▶ Given task
Look through the data below and return each line where "SINR" appears.

▶ Input data
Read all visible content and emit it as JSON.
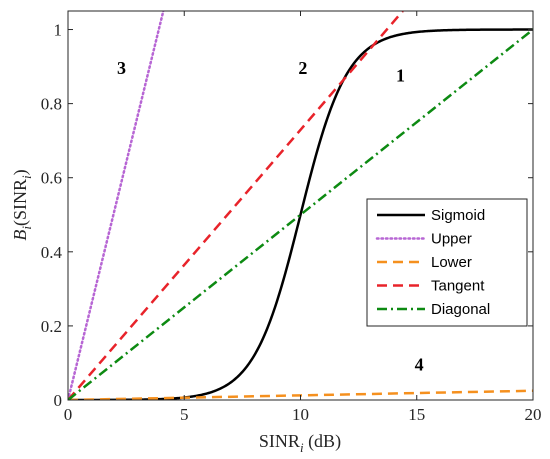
{
  "chart_data": {
    "type": "line",
    "xlabel_main": "SINR",
    "xlabel_sub": "i",
    "xlabel_unit": " (dB)",
    "ylabel_main": "B",
    "ylabel_sub1": "i",
    "ylabel_paren_open": "(SINR",
    "ylabel_sub2": "i",
    "ylabel_paren_close": ")",
    "xlim": [
      0,
      20
    ],
    "ylim": [
      0,
      1.05
    ],
    "x_ticks": [
      0,
      5,
      10,
      15,
      20
    ],
    "x_tick_labels": [
      "0",
      "5",
      "10",
      "15",
      "20"
    ],
    "y_ticks": [
      0,
      0.2,
      0.4,
      0.6,
      0.8,
      1
    ],
    "y_tick_labels": [
      "0",
      "0.2",
      "0.4",
      "0.6",
      "0.8",
      "1"
    ],
    "grid": false,
    "legend_position": "center-right",
    "series": [
      {
        "name": "Sigmoid",
        "color": "#000000",
        "style": "solid",
        "x": [
          0,
          2,
          4,
          5,
          6,
          7,
          7.5,
          8,
          8.5,
          9,
          9.5,
          10,
          10.5,
          11,
          11.5,
          12,
          12.5,
          13,
          14,
          15,
          16,
          18,
          20
        ],
        "y": [
          0.0,
          0.0,
          0.002,
          0.007,
          0.018,
          0.047,
          0.076,
          0.119,
          0.182,
          0.269,
          0.378,
          0.5,
          0.622,
          0.731,
          0.818,
          0.881,
          0.924,
          0.953,
          0.982,
          0.993,
          0.998,
          1.0,
          1.0
        ]
      },
      {
        "name": "Upper",
        "color": "#b766d4",
        "style": "dotted",
        "x": [
          0,
          4.1
        ],
        "y": [
          0,
          1.05
        ]
      },
      {
        "name": "Lower",
        "color": "#f5901e",
        "style": "dashed",
        "x": [
          0,
          20
        ],
        "y": [
          0,
          0.025
        ]
      },
      {
        "name": "Tangent",
        "color": "#e8232a",
        "style": "dashed",
        "x": [
          0,
          14.4
        ],
        "y": [
          0,
          1.05
        ]
      },
      {
        "name": "Diagonal",
        "color": "#0d8a12",
        "style": "dashdot",
        "x": [
          0,
          20
        ],
        "y": [
          0,
          1
        ]
      }
    ],
    "annotations": [
      {
        "text": "1",
        "x": 14.3,
        "y": 0.86
      },
      {
        "text": "2",
        "x": 10.1,
        "y": 0.88
      },
      {
        "text": "3",
        "x": 2.3,
        "y": 0.88
      },
      {
        "text": "4",
        "x": 15.1,
        "y": 0.08
      }
    ]
  }
}
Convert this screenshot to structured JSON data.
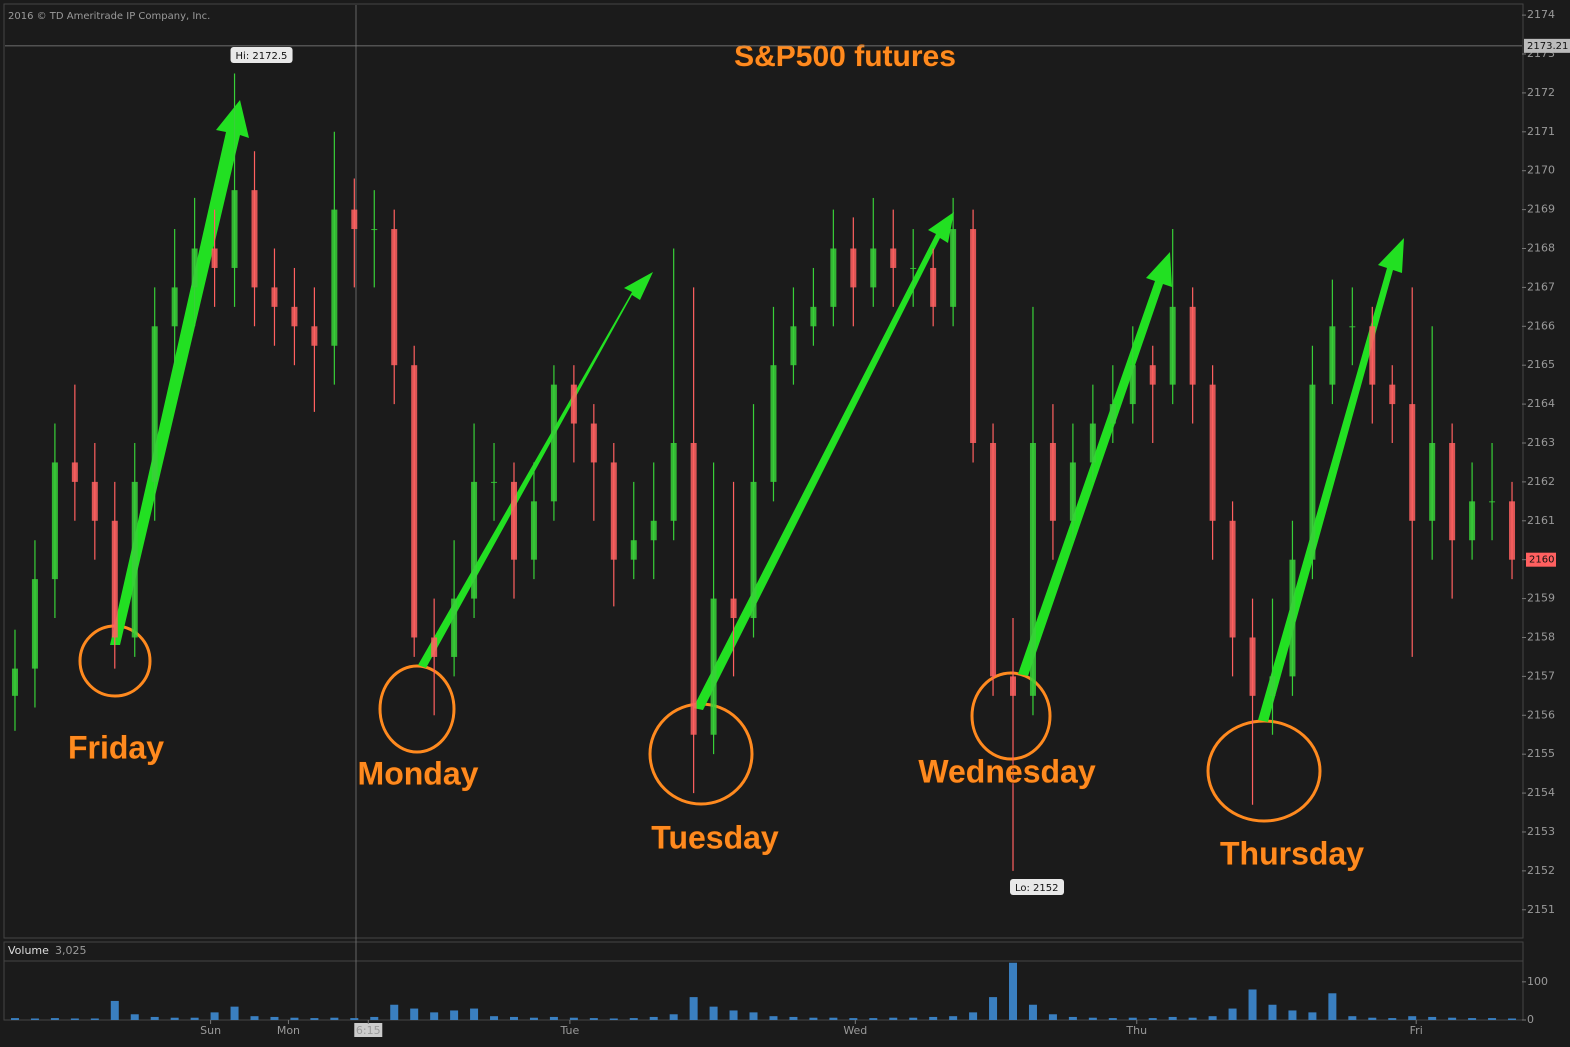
{
  "chart_data": {
    "type": "candlestick",
    "title": "S&P500 futures",
    "copyright": "2016 © TD Ameritrade IP Company, Inc.",
    "open": [
      2156.5,
      2157.2,
      2159.5,
      2162.5,
      2162.0,
      2161.0,
      2158.0,
      2162.0,
      2166.0,
      2167.0,
      2168.0,
      2167.5,
      2169.5,
      2167.0,
      2166.5,
      2166.0,
      2165.5,
      2169.0,
      2168.5,
      2168.5,
      2165.0,
      2158.0,
      2157.5,
      2159.0,
      2162.0,
      2162.0,
      2160.0,
      2161.5,
      2164.5,
      2163.5,
      2162.5,
      2160.0,
      2160.5,
      2161.0,
      2163.0,
      2155.5,
      2159.0,
      2158.5,
      2162.0,
      2165.0,
      2166.0,
      2166.5,
      2168.0,
      2167.0,
      2168.0,
      2167.5,
      2167.5,
      2166.5,
      2168.5,
      2163.0,
      2157.0,
      2156.5,
      2163.0,
      2161.0,
      2162.5,
      2163.5,
      2164.0,
      2165.0,
      2164.5,
      2166.5,
      2164.5,
      2161.0,
      2158.0,
      2156.5,
      2157.0,
      2160.0,
      2164.5,
      2166.0,
      2166.0,
      2164.5,
      2164.0,
      2161.0,
      2163.0,
      2160.5,
      2161.5,
      2161.5
    ],
    "high": [
      2158.2,
      2160.5,
      2163.5,
      2164.5,
      2163,
      2162,
      2163,
      2167,
      2168.5,
      2169.3,
      2169,
      2172.5,
      2170.5,
      2168,
      2167.5,
      2167,
      2171,
      2169.8,
      2169.5,
      2169,
      2165.5,
      2159,
      2160.5,
      2163.5,
      2163,
      2162.5,
      2162.5,
      2165,
      2165,
      2164,
      2163,
      2162,
      2162.5,
      2168,
      2167,
      2162.5,
      2162,
      2164,
      2166.5,
      2167,
      2167.5,
      2169,
      2168.8,
      2169.3,
      2169,
      2168.5,
      2168,
      2169.3,
      2169,
      2163.5,
      2158.5,
      2166.5,
      2164,
      2163.5,
      2164.5,
      2165,
      2166,
      2165.5,
      2168.5,
      2167,
      2165,
      2161.5,
      2159,
      2159,
      2161,
      2165.5,
      2167.2,
      2167,
      2166.5,
      2165,
      2167,
      2166,
      2163.5,
      2162.5,
      2163,
      2162
    ],
    "low": [
      2155.6,
      2156.2,
      2158.5,
      2161,
      2160,
      2157.2,
      2157.5,
      2161,
      2165,
      2166,
      2166.5,
      2166.5,
      2166,
      2165.5,
      2165,
      2163.8,
      2164.5,
      2167,
      2167,
      2164,
      2157.5,
      2156,
      2157,
      2158.5,
      2161,
      2159,
      2159.5,
      2161,
      2162.5,
      2161,
      2158.8,
      2159.5,
      2159.5,
      2160.5,
      2154,
      2155,
      2157,
      2158,
      2161.5,
      2164.5,
      2165.5,
      2166,
      2166,
      2166.5,
      2166.5,
      2166.5,
      2166,
      2166,
      2162.5,
      2156.5,
      2152,
      2156,
      2160,
      2160.5,
      2162,
      2163,
      2163.5,
      2163,
      2164,
      2163.5,
      2160,
      2157,
      2153.7,
      2155.5,
      2156.5,
      2159.5,
      2164,
      2165,
      2163.5,
      2163,
      2157.5,
      2160,
      2159,
      2160,
      2160.5,
      2159.5
    ],
    "close": [
      2157.2,
      2159.5,
      2162.5,
      2162.0,
      2161.0,
      2158.0,
      2162.0,
      2166.0,
      2167.0,
      2168.0,
      2167.5,
      2169.5,
      2167.0,
      2166.5,
      2166.0,
      2165.5,
      2169.0,
      2168.5,
      2168.5,
      2165.0,
      2158.0,
      2157.5,
      2159.0,
      2162.0,
      2162.0,
      2160.0,
      2161.5,
      2164.5,
      2163.5,
      2162.5,
      2160.0,
      2160.5,
      2161.0,
      2163.0,
      2155.5,
      2159.0,
      2158.5,
      2162.0,
      2165.0,
      2166.0,
      2166.5,
      2168.0,
      2167.0,
      2168.0,
      2167.5,
      2167.5,
      2166.5,
      2168.5,
      2163.0,
      2157.0,
      2156.5,
      2163.0,
      2161.0,
      2162.5,
      2163.5,
      2164.0,
      2165.0,
      2164.5,
      2166.5,
      2164.5,
      2161.0,
      2158.0,
      2156.5,
      2157.0,
      2160.0,
      2164.5,
      2166.0,
      2166.0,
      2164.5,
      2164.0,
      2161.0,
      2163.0,
      2160.5,
      2161.5,
      2161.5,
      2160.0
    ],
    "up_color": "#38d038",
    "down_color": "#ff6060",
    "ylim": [
      2150.3,
      2174.26
    ],
    "yticks": [
      2151,
      2152,
      2153,
      2154,
      2155,
      2156,
      2157,
      2158,
      2159,
      2160,
      2161,
      2162,
      2163,
      2164,
      2165,
      2166,
      2167,
      2168,
      2169,
      2170,
      2171,
      2172,
      2173,
      2174
    ],
    "cursor_price": 2173.21,
    "hi_label": "Hi: 2172.5",
    "lo_label": "Lo: 2152",
    "x_labels": [
      {
        "value": 9.8,
        "label": "Sun"
      },
      {
        "value": 13.7,
        "label": "Mon"
      },
      {
        "value": 17.7,
        "label": "6:15"
      },
      {
        "value": 27.8,
        "label": "Tue"
      },
      {
        "value": 42.1,
        "label": "Wed"
      },
      {
        "value": 56.2,
        "label": "Thu"
      },
      {
        "value": 70.2,
        "label": "Fri"
      }
    ],
    "annotations": [
      "Friday",
      "Monday",
      "Tuesday",
      "Wednesday",
      "Thursday"
    ],
    "volume": {
      "label": "Volume",
      "current": "3,025",
      "color": "#3a7fc0",
      "ylim": [
        0,
        152
      ],
      "yticks": [
        0,
        100
      ],
      "values": [
        5,
        4,
        5,
        4,
        4,
        50,
        15,
        8,
        6,
        6,
        20,
        35,
        10,
        8,
        6,
        5,
        6,
        5,
        8,
        40,
        30,
        20,
        25,
        30,
        10,
        8,
        6,
        8,
        6,
        5,
        4,
        5,
        8,
        15,
        60,
        35,
        25,
        20,
        10,
        8,
        6,
        6,
        5,
        5,
        6,
        6,
        8,
        10,
        20,
        60,
        150,
        40,
        15,
        8,
        6,
        5,
        6,
        5,
        8,
        6,
        10,
        30,
        80,
        40,
        25,
        20,
        70,
        10,
        6,
        5,
        10,
        8,
        6,
        5,
        5,
        4
      ]
    }
  }
}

▶ Task solution
    "xlabel_main": "SINR",
    "ylabel_paren_open": "(SINR",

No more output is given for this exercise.